Retype all the entries word for word, but omit the pictures.

———

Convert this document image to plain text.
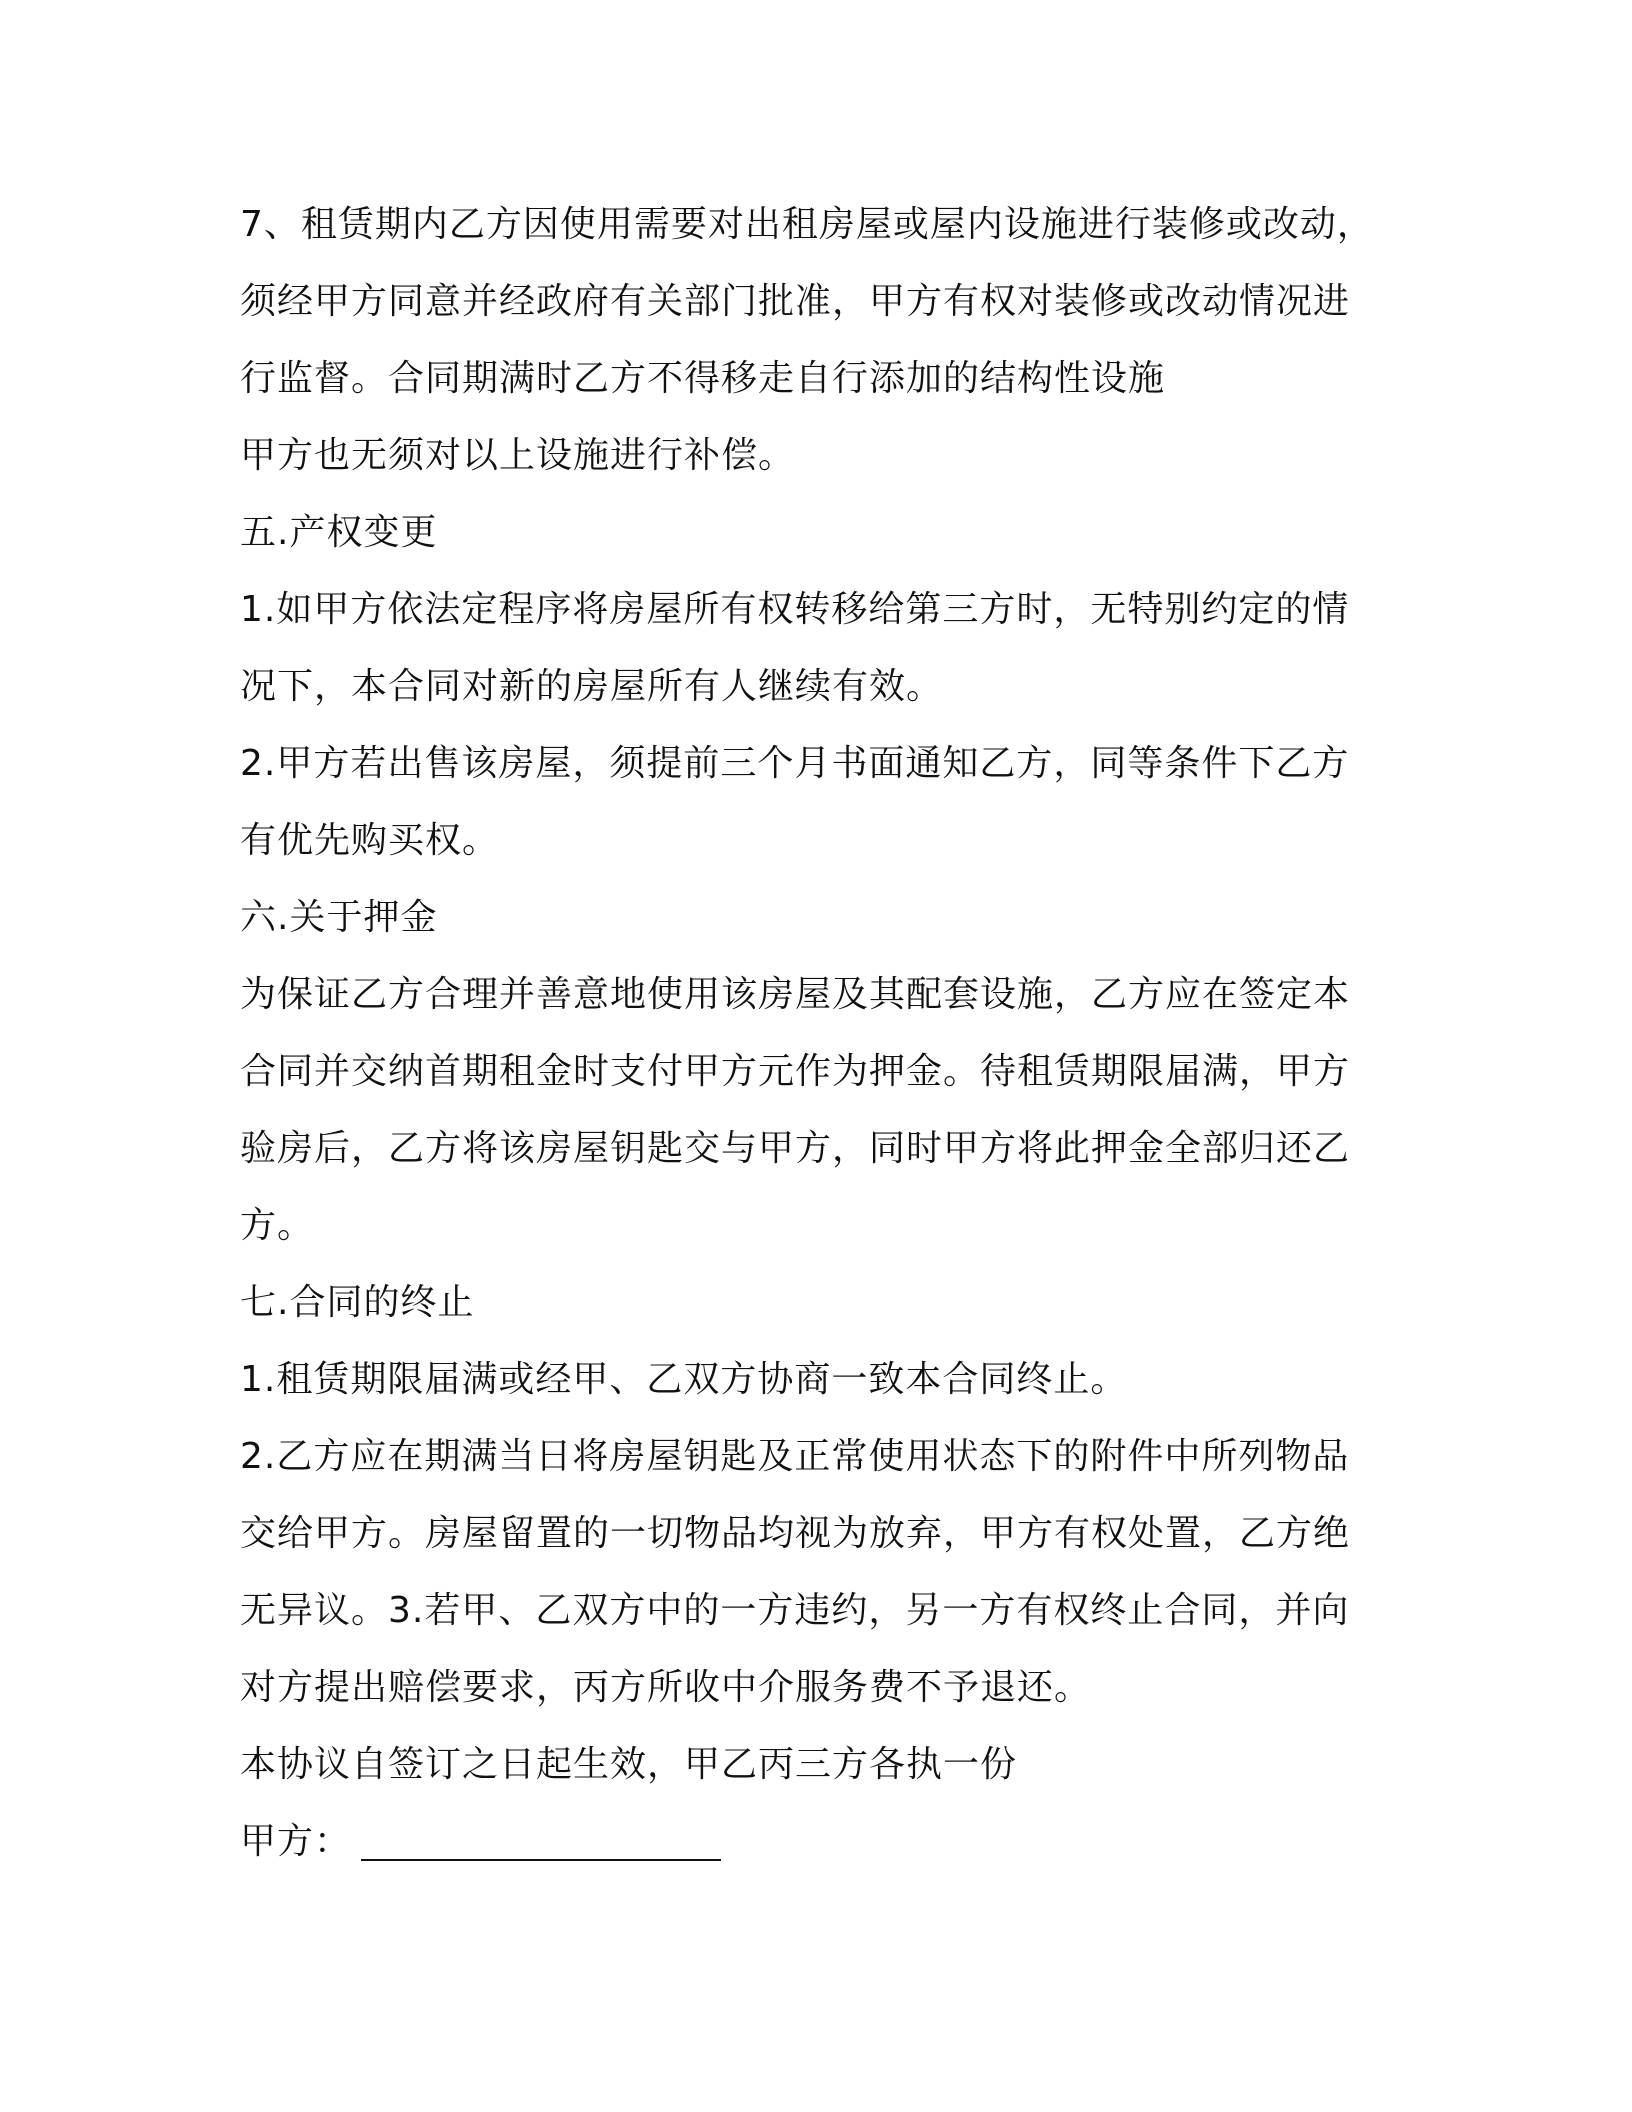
7、租赁期内乙方因使用需要对出租房屋或屋内设施进行装修或改动，
须经甲方同意并经政府有关部门批准，甲方有权对装修或改动情况进
行监督。合同期满时乙方不得移走自行添加的结构性设施
甲方也无须对以上设施进行补偿。
五.产权变更
1.如甲方依法定程序将房屋所有权转移给第三方时，无特别约定的情
况下，本合同对新的房屋所有人继续有效。
2.甲方若出售该房屋，须提前三个月书面通知乙方，同等条件下乙方
有优先购买权。
六.关于押金
为保证乙方合理并善意地使用该房屋及其配套设施，乙方应在签定本
合同并交纳首期租金时支付甲方元作为押金。待租赁期限届满，甲方
验房后，乙方将该房屋钥匙交与甲方，同时甲方将此押金全部归还乙
方。
七.合同的终止
1.租赁期限届满或经甲、乙双方协商一致本合同终止。
2.乙方应在期满当日将房屋钥匙及正常使用状态下的附件中所列物品
交给甲方。房屋留置的一切物品均视为放弃，甲方有权处置，乙方绝
无异议。3.若甲、乙双方中的一方违约，另一方有权终止合同，并向
对方提出赔偿要求，丙方所收中介服务费不予退还。
本协议自签订之日起生效，甲乙丙三方各执一份
甲方：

———

__Solution__
Convert this document image to plain text.
7、租赁期内乙方因使用需要对出租房屋或屋内设施进行装修或改动，
须经甲方同意并经政府有关部门批准，甲方有权对装修或改动情况进
行监督。合同期满时乙方不得移走自行添加的结构性设施
甲方也无须对以上设施进行补偿。
五.产权变更
1.如甲方依法定程序将房屋所有权转移给第三方时，无特别约定的情
况下，本合同对新的房屋所有人继续有效。
2.甲方若出售该房屋，须提前三个月书面通知乙方，同等条件下乙方
有优先购买权。
六.关于押金
为保证乙方合理并善意地使用该房屋及其配套设施，乙方应在签定本
合同并交纳首期租金时支付甲方元作为押金。待租赁期限届满，甲方
验房后，乙方将该房屋钥匙交与甲方，同时甲方将此押金全部归还乙
方。
七.合同的终止
1.租赁期限届满或经甲、乙双方协商一致本合同终止。
2.乙方应在期满当日将房屋钥匙及正常使用状态下的附件中所列物品
交给甲方。房屋留置的一切物品均视为放弃，甲方有权处置，乙方绝
无异议。3.若甲、乙双方中的一方违约，另一方有权终止合同，并向
对方提出赔偿要求，丙方所收中介服务费不予退还。
本协议自签订之日起生效，甲乙丙三方各执一份
甲方：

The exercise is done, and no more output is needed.